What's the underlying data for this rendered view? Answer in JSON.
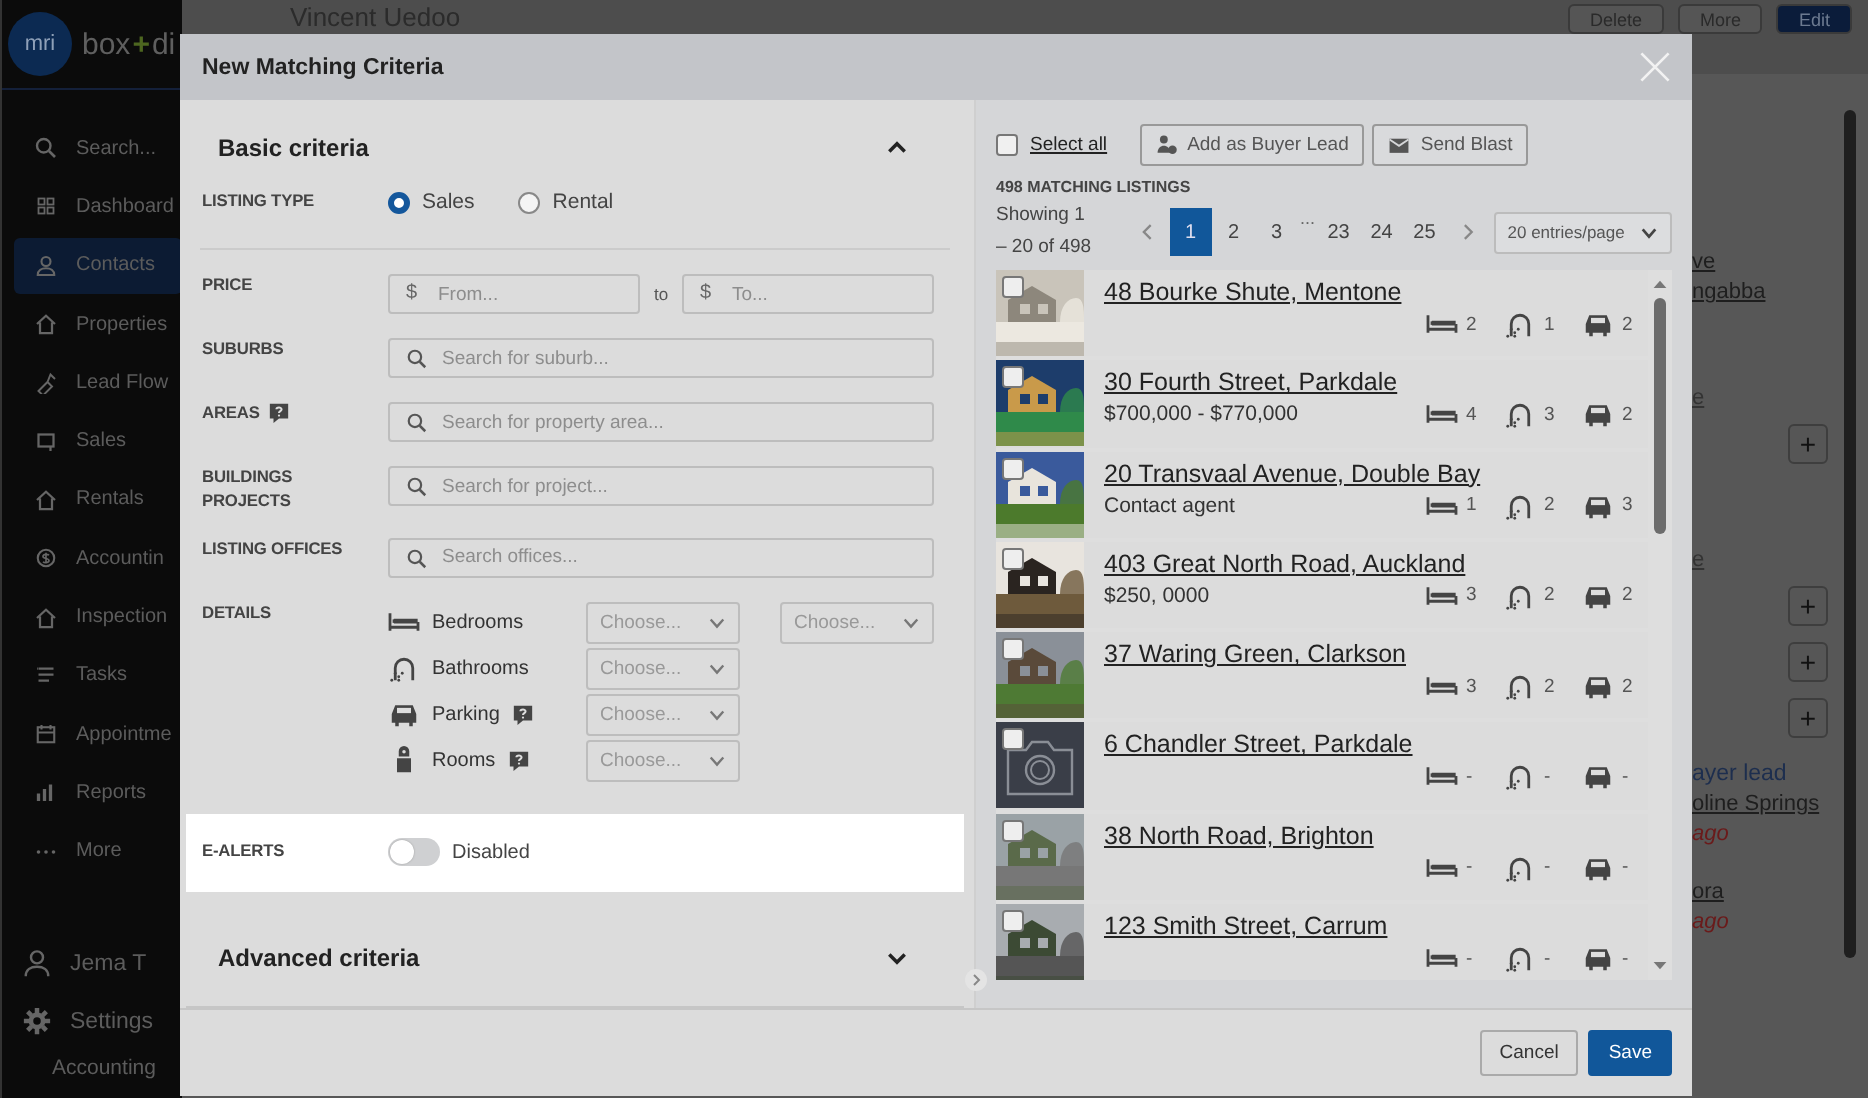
{
  "sidebar": {
    "logo_mark": "mri",
    "logo_parts": [
      "box",
      "+",
      "di"
    ],
    "items": [
      {
        "label": "Search...",
        "selected": false
      },
      {
        "label": "Dashboard",
        "selected": false
      },
      {
        "label": "Contacts",
        "selected": true
      },
      {
        "label": "Properties",
        "selected": false
      },
      {
        "label": "Lead Flow",
        "selected": false
      },
      {
        "label": "Sales",
        "selected": false
      },
      {
        "label": "Rentals",
        "selected": false
      },
      {
        "label": "Accountin",
        "selected": false
      },
      {
        "label": "Inspection",
        "selected": false
      },
      {
        "label": "Tasks",
        "selected": false
      },
      {
        "label": "Appointme",
        "selected": false
      },
      {
        "label": "Reports",
        "selected": false
      },
      {
        "label": "More",
        "selected": false
      }
    ],
    "user": "Jema T",
    "settings": "Settings",
    "footer": "Accounting"
  },
  "page": {
    "title": "Vincent Uedoo",
    "actions": [
      "Delete",
      "More",
      "Edit"
    ],
    "fragments": [
      {
        "kind": "link",
        "text": "ve"
      },
      {
        "kind": "link",
        "text": "ngabba"
      },
      {
        "kind": "faint",
        "text": "e"
      },
      {
        "kind": "plus",
        "text": "+"
      },
      {
        "kind": "faint",
        "text": "e"
      },
      {
        "kind": "plus",
        "text": "+"
      },
      {
        "kind": "plus",
        "text": "+"
      },
      {
        "kind": "plus",
        "text": "+"
      },
      {
        "kind": "accent",
        "text": "ayer lead"
      },
      {
        "kind": "link",
        "text": "oline Springs"
      },
      {
        "kind": "time",
        "text": "ago"
      },
      {
        "kind": "link",
        "text": "ora"
      },
      {
        "kind": "time",
        "text": "ago"
      }
    ]
  },
  "modal": {
    "title": "New Matching Criteria",
    "basic": {
      "title": "Basic criteria",
      "expanded": true
    },
    "listing_type": {
      "label": "LISTING TYPE",
      "options": [
        {
          "label": "Sales",
          "selected": true
        },
        {
          "label": "Rental",
          "selected": false
        }
      ]
    },
    "price": {
      "label": "PRICE",
      "from": {
        "prefix": "$",
        "placeholder": "From..."
      },
      "to_text": "to",
      "to": {
        "prefix": "$",
        "placeholder": "To..."
      }
    },
    "searches": [
      {
        "label": "SUBURBS",
        "help": false,
        "placeholder": "Search for suburb..."
      },
      {
        "label": "AREAS",
        "help": true,
        "placeholder": "Search for property area..."
      },
      {
        "label": "BUILDINGS PROJECTS",
        "help": false,
        "placeholder": "Search for project..."
      },
      {
        "label": "LISTING OFFICES",
        "help": false,
        "placeholder": "Search offices..."
      }
    ],
    "details": {
      "label": "DETAILS",
      "rows": [
        {
          "label": "Bedrooms",
          "help": false,
          "selects": [
            "Choose...",
            "Choose..."
          ]
        },
        {
          "label": "Bathrooms",
          "help": false,
          "selects": [
            "Choose..."
          ]
        },
        {
          "label": "Parking",
          "help": true,
          "selects": [
            "Choose..."
          ]
        },
        {
          "label": "Rooms",
          "help": true,
          "selects": [
            "Choose..."
          ]
        }
      ]
    },
    "e_alerts": {
      "label": "E-ALERTS",
      "on": false,
      "text": "Disabled"
    },
    "advanced": {
      "title": "Advanced criteria",
      "expanded": false
    },
    "select_all": {
      "label": "Select all",
      "checked": false
    },
    "actions": [
      "Add as Buyer Lead",
      "Send Blast"
    ],
    "count": "498 MATCHING LISTINGS",
    "showing": "Showing 1 – 20 of 498",
    "pages": [
      {
        "label": "1",
        "selected": true
      },
      {
        "label": "2",
        "selected": false
      },
      {
        "label": "3",
        "selected": false
      },
      {
        "label": "...",
        "selected": false
      },
      {
        "label": "23",
        "selected": false
      },
      {
        "label": "24",
        "selected": false
      },
      {
        "label": "25",
        "selected": false
      }
    ],
    "per_page": "20 entries/page",
    "listings": [
      {
        "address": "48 Bourke Shute, Mentone",
        "kind": "picture",
        "checked": false,
        "beds": "2",
        "baths": "1",
        "cars": "2"
      },
      {
        "address": "30 Fourth Street, Parkdale",
        "price": "$700,000 - $770,000",
        "kind": "picture",
        "checked": false,
        "beds": "4",
        "baths": "3",
        "cars": "2"
      },
      {
        "address": "20 Transvaal Avenue, Double Bay",
        "price": "Contact agent",
        "kind": "picture",
        "checked": false,
        "beds": "1",
        "baths": "2",
        "cars": "3"
      },
      {
        "address": "403 Great North Road, Auckland",
        "price": "$250, 0000",
        "kind": "picture",
        "checked": false,
        "beds": "3",
        "baths": "2",
        "cars": "2"
      },
      {
        "address": "37 Waring Green, Clarkson",
        "kind": "picture",
        "checked": false,
        "beds": "3",
        "baths": "2",
        "cars": "2"
      },
      {
        "address": "6 Chandler Street, Parkdale",
        "kind": "no-photo",
        "checked": false,
        "beds": "-",
        "baths": "-",
        "cars": "-"
      },
      {
        "address": "38 North Road, Brighton",
        "kind": "picture",
        "checked": false,
        "beds": "-",
        "baths": "-",
        "cars": "-"
      },
      {
        "address": "123 Smith Street, Carrum",
        "kind": "picture",
        "checked": false,
        "beds": "-",
        "baths": "-",
        "cars": "-"
      }
    ],
    "buttons": [
      "Cancel",
      "Save"
    ]
  }
}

______________________________

◆ **TASK PROMPT**:
Copy all the lines of data exactly as they appear, dropping any images.

◆ **WRITTEN SOLUTION**:
What's the underlying data for this rendered view? Answer in JSON.
{
  "sidebar": {
    "logo_mark": "mri",
    "logo_parts": [
      "box",
      "+",
      "di"
    ],
    "items": [
      {
        "label": "Search...",
        "selected": false
      },
      {
        "label": "Dashboard",
        "selected": false
      },
      {
        "label": "Contacts",
        "selected": true
      },
      {
        "label": "Properties",
        "selected": false
      },
      {
        "label": "Lead Flow",
        "selected": false
      },
      {
        "label": "Sales",
        "selected": false
      },
      {
        "label": "Rentals",
        "selected": false
      },
      {
        "label": "Accountin",
        "selected": false
      },
      {
        "label": "Inspection",
        "selected": false
      },
      {
        "label": "Tasks",
        "selected": false
      },
      {
        "label": "Appointme",
        "selected": false
      },
      {
        "label": "Reports",
        "selected": false
      },
      {
        "label": "More",
        "selected": false
      }
    ],
    "user": "Jema T",
    "settings": "Settings",
    "footer": "Accounting"
  },
  "page": {
    "title": "Vincent Uedoo",
    "actions": [
      "Delete",
      "More",
      "Edit"
    ],
    "fragments": [
      {
        "kind": "link",
        "text": "ve"
      },
      {
        "kind": "link",
        "text": "ngabba"
      },
      {
        "kind": "faint",
        "text": "e"
      },
      {
        "kind": "plus",
        "text": "+"
      },
      {
        "kind": "faint",
        "text": "e"
      },
      {
        "kind": "plus",
        "text": "+"
      },
      {
        "kind": "plus",
        "text": "+"
      },
      {
        "kind": "plus",
        "text": "+"
      },
      {
        "kind": "accent",
        "text": "ayer lead"
      },
      {
        "kind": "link",
        "text": "oline Springs"
      },
      {
        "kind": "time",
        "text": "ago"
      },
      {
        "kind": "link",
        "text": "ora"
      },
      {
        "kind": "time",
        "text": "ago"
      }
    ]
  },
  "modal": {
    "title": "New Matching Criteria",
    "basic": {
      "title": "Basic criteria",
      "expanded": true
    },
    "listing_type": {
      "label": "LISTING TYPE",
      "options": [
        {
          "label": "Sales",
          "selected": true
        },
        {
          "label": "Rental",
          "selected": false
        }
      ]
    },
    "price": {
      "label": "PRICE",
      "from": {
        "prefix": "$",
        "placeholder": "From..."
      },
      "to_text": "to",
      "to": {
        "prefix": "$",
        "placeholder": "To..."
      }
    },
    "searches": [
      {
        "label": "SUBURBS",
        "help": false,
        "placeholder": "Search for suburb..."
      },
      {
        "label": "AREAS",
        "help": true,
        "placeholder": "Search for property area..."
      },
      {
        "label": "BUILDINGS PROJECTS",
        "help": false,
        "placeholder": "Search for project..."
      },
      {
        "label": "LISTING OFFICES",
        "help": false,
        "placeholder": "Search offices..."
      }
    ],
    "details": {
      "label": "DETAILS",
      "rows": [
        {
          "label": "Bedrooms",
          "help": false,
          "selects": [
            "Choose...",
            "Choose..."
          ]
        },
        {
          "label": "Bathrooms",
          "help": false,
          "selects": [
            "Choose..."
          ]
        },
        {
          "label": "Parking",
          "help": true,
          "selects": [
            "Choose..."
          ]
        },
        {
          "label": "Rooms",
          "help": true,
          "selects": [
            "Choose..."
          ]
        }
      ]
    },
    "e_alerts": {
      "label": "E-ALERTS",
      "on": false,
      "text": "Disabled"
    },
    "advanced": {
      "title": "Advanced criteria",
      "expanded": false
    },
    "select_all": {
      "label": "Select all",
      "checked": false
    },
    "actions": [
      "Add as Buyer Lead",
      "Send Blast"
    ],
    "count": "498 MATCHING LISTINGS",
    "showing": "Showing 1 – 20 of 498",
    "pages": [
      {
        "label": "1",
        "selected": true
      },
      {
        "label": "2",
        "selected": false
      },
      {
        "label": "3",
        "selected": false
      },
      {
        "label": "...",
        "selected": false
      },
      {
        "label": "23",
        "selected": false
      },
      {
        "label": "24",
        "selected": false
      },
      {
        "label": "25",
        "selected": false
      }
    ],
    "per_page": "20 entries/page",
    "listings": [
      {
        "address": "48 Bourke Shute, Mentone",
        "kind": "picture",
        "checked": false,
        "beds": "2",
        "baths": "1",
        "cars": "2"
      },
      {
        "address": "30 Fourth Street, Parkdale",
        "price": "$700,000 - $770,000",
        "kind": "picture",
        "checked": false,
        "beds": "4",
        "baths": "3",
        "cars": "2"
      },
      {
        "address": "20 Transvaal Avenue, Double Bay",
        "price": "Contact agent",
        "kind": "picture",
        "checked": false,
        "beds": "1",
        "baths": "2",
        "cars": "3"
      },
      {
        "address": "403 Great North Road, Auckland",
        "price": "$250, 0000",
        "kind": "picture",
        "checked": false,
        "beds": "3",
        "baths": "2",
        "cars": "2"
      },
      {
        "address": "37 Waring Green, Clarkson",
        "kind": "picture",
        "checked": false,
        "beds": "3",
        "baths": "2",
        "cars": "2"
      },
      {
        "address": "6 Chandler Street, Parkdale",
        "kind": "no-photo",
        "checked": false,
        "beds": "-",
        "baths": "-",
        "cars": "-"
      },
      {
        "address": "38 North Road, Brighton",
        "kind": "picture",
        "checked": false,
        "beds": "-",
        "baths": "-",
        "cars": "-"
      },
      {
        "address": "123 Smith Street, Carrum",
        "kind": "picture",
        "checked": false,
        "beds": "-",
        "baths": "-",
        "cars": "-"
      }
    ],
    "buttons": [
      "Cancel",
      "Save"
    ]
  }
}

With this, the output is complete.